## [GIVEN PROBLEM]
Reproduce the records below verbatim, line for line, and leave out the pictures.

## [DATA SUPPLIED]
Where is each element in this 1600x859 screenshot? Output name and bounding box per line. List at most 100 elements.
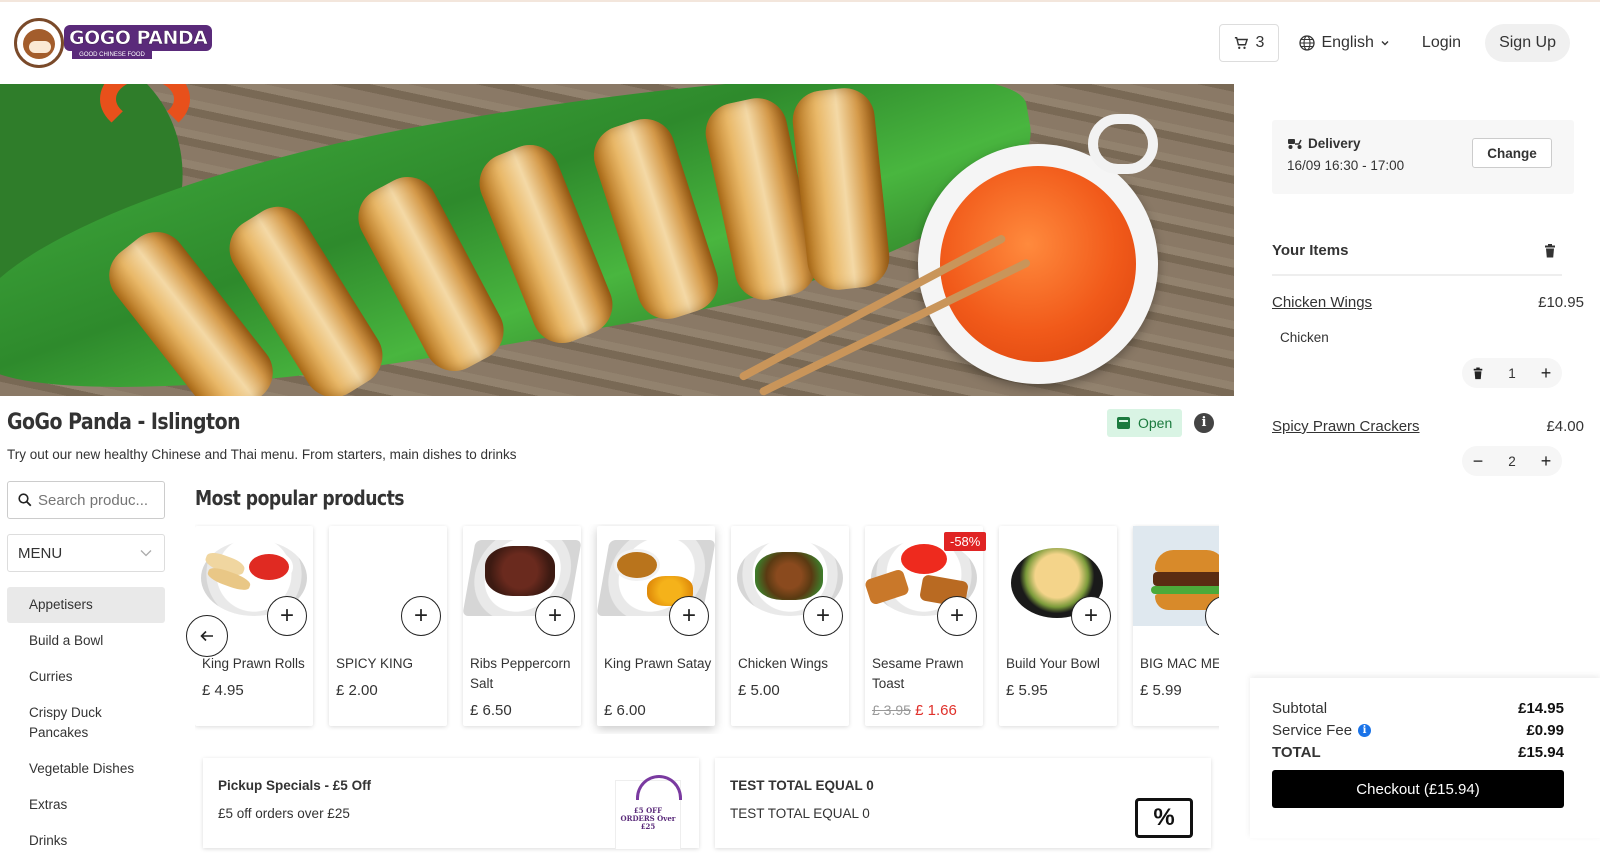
increase-quantity-button[interactable]: + <box>1534 361 1558 385</box>
cart-item-name[interactable]: Chicken Wings <box>1272 294 1372 311</box>
delivery-slot: 16/09 16:30 - 17:00 <box>1287 158 1405 173</box>
divider <box>1272 274 1562 276</box>
product-card[interactable]: + Ribs Peppercorn Salt £ 6.50 <box>463 526 581 726</box>
product-name: Ribs Peppercorn Salt <box>470 656 571 691</box>
service-fee-value: £0.99 <box>1526 722 1564 739</box>
panda-mascot-icon <box>14 18 64 68</box>
add-to-cart-button[interactable]: + <box>803 596 843 636</box>
open-status-label: Open <box>1138 415 1173 431</box>
discount-badge: -58% <box>944 532 987 551</box>
product-price: £ 4.95 <box>202 682 244 699</box>
signup-button[interactable]: Sign Up <box>1485 24 1570 62</box>
add-to-cart-button[interactable]: + <box>401 596 441 636</box>
subtotal-value: £14.95 <box>1518 700 1564 717</box>
product-old-price: £ 3.95 <box>872 702 911 718</box>
product-card[interactable]: + BIG MAC ME £ 5.99 <box>1133 526 1219 726</box>
cart-count: 3 <box>1255 34 1265 51</box>
total-label: TOTAL <box>1272 744 1321 761</box>
product-card[interactable]: + SPICY KING £ 2.00 <box>329 526 447 726</box>
site-header: GOGO PANDA GOOD CHINESE FOOD 3 English L… <box>0 2 1600 84</box>
increase-quantity-button[interactable]: + <box>1534 449 1558 473</box>
cart-item-price: £10.95 <box>1538 294 1584 311</box>
promo-card[interactable]: Pickup Specials - £5 Off £5 off orders o… <box>203 758 699 850</box>
category-item-extras[interactable]: Extras <box>7 787 165 823</box>
cart-item-option: Chicken <box>1280 330 1329 345</box>
promo-description: TEST TOTAL EQUAL 0 <box>730 806 870 821</box>
delivery-scooter-icon <box>1288 139 1302 149</box>
product-price: £ 5.99 <box>1140 682 1182 699</box>
menu-dropdown-label: MENU <box>18 544 63 562</box>
store-info-icon[interactable]: i <box>1194 413 1214 433</box>
add-to-cart-button[interactable]: + <box>937 596 977 636</box>
remove-item-trash-icon[interactable] <box>1466 361 1490 385</box>
product-card[interactable]: -58% + Sesame Prawn Toast £ 3.95 £ 1.66 <box>865 526 987 726</box>
product-price: £ 6.50 <box>470 702 512 719</box>
product-price: £ 6.00 <box>604 702 646 719</box>
product-search[interactable] <box>7 481 165 519</box>
language-select[interactable]: English <box>1291 24 1397 62</box>
your-items-title: Your Items <box>1272 242 1349 259</box>
quantity-value: 1 <box>1508 365 1516 381</box>
category-item-drinks[interactable]: Drinks <box>7 823 165 859</box>
add-to-cart-button[interactable]: + <box>535 596 575 636</box>
product-card[interactable]: + Build Your Bowl £ 5.95 <box>999 526 1117 726</box>
cart-item-name[interactable]: Spicy Prawn Crackers <box>1272 418 1420 435</box>
order-totals: Subtotal £14.95 Service Fee i £0.99 TOTA… <box>1250 678 1600 838</box>
chevron-down-icon <box>140 550 152 557</box>
cart-button[interactable]: 3 <box>1218 24 1280 62</box>
product-price: £ 5.95 <box>1006 682 1048 699</box>
popular-products-carousel: + King Prawn Rolls £ 4.95 + SPICY KING £… <box>195 524 1219 734</box>
promo-bag-image: £5 OFF ORDERS Over £25 <box>615 775 682 850</box>
store-title: GoGo Panda - Islington <box>7 410 241 435</box>
language-label: English <box>1321 34 1374 51</box>
product-card[interactable]: + King Prawn Satay £ 6.00 <box>597 526 715 726</box>
add-to-cart-button[interactable]: + <box>669 596 709 636</box>
cart-icon <box>1234 37 1248 49</box>
clear-cart-trash-icon[interactable] <box>1543 244 1557 258</box>
logo-wordmark: GOGO PANDA <box>64 25 213 51</box>
change-delivery-button[interactable]: Change <box>1472 138 1552 168</box>
carousel-prev-button[interactable] <box>186 615 228 657</box>
hero-banner-image <box>0 84 1234 396</box>
add-to-cart-button[interactable]: + <box>1071 596 1111 636</box>
add-to-cart-button[interactable]: + <box>267 596 307 636</box>
arrow-left-icon <box>200 630 213 642</box>
login-link[interactable]: Login <box>1410 24 1473 62</box>
category-item-build-a-bowl[interactable]: Build a Bowl <box>7 623 165 659</box>
product-name: Build Your Bowl <box>1006 656 1100 671</box>
promo-card[interactable]: TEST TOTAL EQUAL 0 TEST TOTAL EQUAL 0 % <box>715 758 1211 848</box>
popular-products-title: Most popular products <box>195 486 405 510</box>
category-item-appetisers[interactable]: Appetisers <box>7 587 165 623</box>
menu-dropdown[interactable]: MENU <box>7 534 165 572</box>
promo-title: TEST TOTAL EQUAL 0 <box>730 778 874 793</box>
product-name: Sesame Prawn Toast <box>872 656 964 691</box>
search-input[interactable] <box>38 491 156 509</box>
delivery-info: Delivery 16/09 16:30 - 17:00 Change <box>1272 120 1574 194</box>
product-name: King Prawn Satay <box>604 656 712 671</box>
subtotal-label: Subtotal <box>1272 700 1328 717</box>
product-name: SPICY KING <box>336 656 414 671</box>
discount-ticket-icon: % <box>1135 798 1193 838</box>
total-value: £15.94 <box>1518 744 1564 761</box>
store-description: Try out our new healthy Chinese and Thai… <box>7 447 517 462</box>
cart-item-price: £4.00 <box>1546 418 1584 435</box>
delivery-mode: Delivery <box>1308 136 1361 151</box>
category-item-vegetable-dishes[interactable]: Vegetable Dishes <box>7 751 165 787</box>
brand-logo[interactable]: GOGO PANDA GOOD CHINESE FOOD <box>14 18 213 68</box>
decrease-quantity-button[interactable]: − <box>1466 449 1490 473</box>
service-fee-info-icon[interactable]: i <box>1358 724 1372 737</box>
category-item-curries[interactable]: Curries <box>7 659 165 695</box>
globe-icon <box>1299 35 1316 51</box>
store-icon <box>1117 417 1130 429</box>
search-icon <box>18 493 32 507</box>
product-price: £ 1.66 <box>915 702 957 719</box>
open-status-badge: Open <box>1107 409 1183 437</box>
quantity-stepper: 1 + <box>1462 358 1562 388</box>
product-card[interactable]: + Chicken Wings £ 5.00 <box>731 526 849 726</box>
promo-title: Pickup Specials - £5 Off <box>218 778 372 793</box>
service-fee-label: Service Fee <box>1272 722 1353 739</box>
product-name: BIG MAC ME <box>1140 656 1219 671</box>
quantity-stepper: − 2 + <box>1462 446 1562 476</box>
category-item-crispy-duck-pancakes[interactable]: Crispy Duck Pancakes <box>7 695 165 751</box>
checkout-button[interactable]: Checkout (£15.94) <box>1272 770 1564 808</box>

## [RESULT]
Where is each element in this 1600x859 screenshot? Output name and bounding box per line. List at most 100 elements.
increase-quantity-button[interactable]: + <box>1534 361 1558 385</box>
cart-item-name[interactable]: Chicken Wings <box>1272 294 1372 311</box>
delivery-slot: 16/09 16:30 - 17:00 <box>1287 158 1405 173</box>
divider <box>1272 274 1562 276</box>
product-card[interactable]: + Ribs Peppercorn Salt £ 6.50 <box>463 526 581 726</box>
product-name: Ribs Peppercorn Salt <box>470 656 571 691</box>
service-fee-value: £0.99 <box>1526 722 1564 739</box>
panda-mascot-icon <box>14 18 64 68</box>
add-to-cart-button[interactable]: + <box>803 596 843 636</box>
open-status-label: Open <box>1138 415 1173 431</box>
discount-badge: -58% <box>944 532 987 551</box>
product-price: £ 4.95 <box>202 682 244 699</box>
signup-button[interactable]: Sign Up <box>1485 24 1570 62</box>
add-to-cart-button[interactable]: + <box>401 596 441 636</box>
subtotal-value: £14.95 <box>1518 700 1564 717</box>
product-old-price: £ 3.95 <box>872 702 911 718</box>
product-card[interactable]: + BIG MAC ME £ 5.99 <box>1133 526 1219 726</box>
cart-count: 3 <box>1255 34 1265 51</box>
total-label: TOTAL <box>1272 744 1321 761</box>
product-card[interactable]: + SPICY KING £ 2.00 <box>329 526 447 726</box>
site-header: GOGO PANDA GOOD CHINESE FOOD 3 English L… <box>0 2 1600 84</box>
increase-quantity-button[interactable]: + <box>1534 449 1558 473</box>
cart-item-price: £10.95 <box>1538 294 1584 311</box>
promo-card[interactable]: Pickup Specials - £5 Off £5 off orders o… <box>203 758 699 850</box>
category-item-extras[interactable]: Extras <box>7 787 165 823</box>
cart-item-option: Chicken <box>1280 330 1329 345</box>
promo-description: TEST TOTAL EQUAL 0 <box>730 806 870 821</box>
delivery-scooter-icon <box>1288 139 1302 149</box>
product-price: £ 5.99 <box>1140 682 1182 699</box>
menu-dropdown-label: MENU <box>18 544 63 562</box>
store-info-icon[interactable]: i <box>1194 413 1214 433</box>
add-to-cart-button[interactable]: + <box>937 596 977 636</box>
remove-item-trash-icon[interactable] <box>1466 361 1490 385</box>
product-card[interactable]: -58% + Sesame Prawn Toast £ 3.95 £ 1.66 <box>865 526 987 726</box>
product-price: £ 6.50 <box>470 702 512 719</box>
product-price: £ 6.00 <box>604 702 646 719</box>
product-search[interactable] <box>7 481 165 519</box>
language-select[interactable]: English <box>1291 24 1397 62</box>
your-items-title: Your Items <box>1272 242 1349 259</box>
quantity-value: 1 <box>1508 365 1516 381</box>
category-item-drinks[interactable]: Drinks <box>7 823 165 859</box>
add-to-cart-button[interactable]: + <box>535 596 575 636</box>
product-card[interactable]: + Build Your Bowl £ 5.95 <box>999 526 1117 726</box>
cart-item-name[interactable]: Spicy Prawn Crackers <box>1272 418 1420 435</box>
order-totals: Subtotal £14.95 Service Fee i £0.99 TOTA… <box>1250 678 1600 838</box>
chevron-down-icon <box>140 550 152 557</box>
cart-button[interactable]: 3 <box>1218 24 1280 62</box>
product-price: £ 5.95 <box>1006 682 1048 699</box>
popular-products-carousel: + King Prawn Rolls £ 4.95 + SPICY KING £… <box>195 524 1219 734</box>
promo-bag-image: £5 OFF ORDERS Over £25 <box>615 775 682 850</box>
store-title: GoGo Panda - Islington <box>7 410 241 435</box>
language-label: English <box>1321 34 1374 51</box>
product-card[interactable]: + King Prawn Satay £ 6.00 <box>597 526 715 726</box>
add-to-cart-button[interactable]: + <box>669 596 709 636</box>
cart-icon <box>1234 37 1248 49</box>
clear-cart-trash-icon[interactable] <box>1543 244 1557 258</box>
logo-wordmark: GOGO PANDA <box>64 25 213 51</box>
change-delivery-button[interactable]: Change <box>1472 138 1552 168</box>
carousel-prev-button[interactable] <box>186 615 228 657</box>
hero-banner-image <box>0 84 1234 396</box>
add-to-cart-button[interactable]: + <box>1071 596 1111 636</box>
add-to-cart-button[interactable]: + <box>267 596 307 636</box>
arrow-left-icon <box>200 630 213 642</box>
login-link[interactable]: Login <box>1410 24 1473 62</box>
category-item-build-a-bowl[interactable]: Build a Bowl <box>7 623 165 659</box>
product-name: Build Your Bowl <box>1006 656 1100 671</box>
promo-card[interactable]: TEST TOTAL EQUAL 0 TEST TOTAL EQUAL 0 % <box>715 758 1211 848</box>
popular-products-title: Most popular products <box>195 486 405 510</box>
category-item-appetisers[interactable]: Appetisers <box>7 587 165 623</box>
menu-dropdown[interactable]: MENU <box>7 534 165 572</box>
promo-title: TEST TOTAL EQUAL 0 <box>730 778 874 793</box>
product-name: Sesame Prawn Toast <box>872 656 964 691</box>
search-input[interactable] <box>38 491 156 509</box>
delivery-info: Delivery 16/09 16:30 - 17:00 Change <box>1272 120 1574 194</box>
product-name: King Prawn Satay <box>604 656 712 671</box>
subtotal-label: Subtotal <box>1272 700 1328 717</box>
product-name: SPICY KING <box>336 656 414 671</box>
discount-ticket-icon: % <box>1135 798 1193 838</box>
total-value: £15.94 <box>1518 744 1564 761</box>
store-description: Try out our new healthy Chinese and Thai… <box>7 447 517 462</box>
cart-item-price: £4.00 <box>1546 418 1584 435</box>
delivery-mode: Delivery <box>1308 136 1361 151</box>
category-item-vegetable-dishes[interactable]: Vegetable Dishes <box>7 751 165 787</box>
brand-logo[interactable]: GOGO PANDA GOOD CHINESE FOOD <box>14 18 213 68</box>
decrease-quantity-button[interactable]: − <box>1466 449 1490 473</box>
service-fee-info-icon[interactable]: i <box>1358 724 1372 737</box>
category-item-curries[interactable]: Curries <box>7 659 165 695</box>
globe-icon <box>1299 35 1316 51</box>
store-icon <box>1117 417 1130 429</box>
search-icon <box>18 493 32 507</box>
product-price: £ 1.66 <box>915 702 957 719</box>
open-status-badge: Open <box>1107 409 1183 437</box>
quantity-stepper: 1 + <box>1462 358 1562 388</box>
product-card[interactable]: + Chicken Wings £ 5.00 <box>731 526 849 726</box>
promo-title: Pickup Specials - £5 Off <box>218 778 372 793</box>
service-fee-label: Service Fee <box>1272 722 1353 739</box>
product-name: BIG MAC ME <box>1140 656 1219 671</box>
quantity-stepper: − 2 + <box>1462 446 1562 476</box>
category-item-crispy-duck-pancakes[interactable]: Crispy Duck Pancakes <box>7 695 165 751</box>
checkout-button[interactable]: Checkout (£15.94) <box>1272 770 1564 808</box>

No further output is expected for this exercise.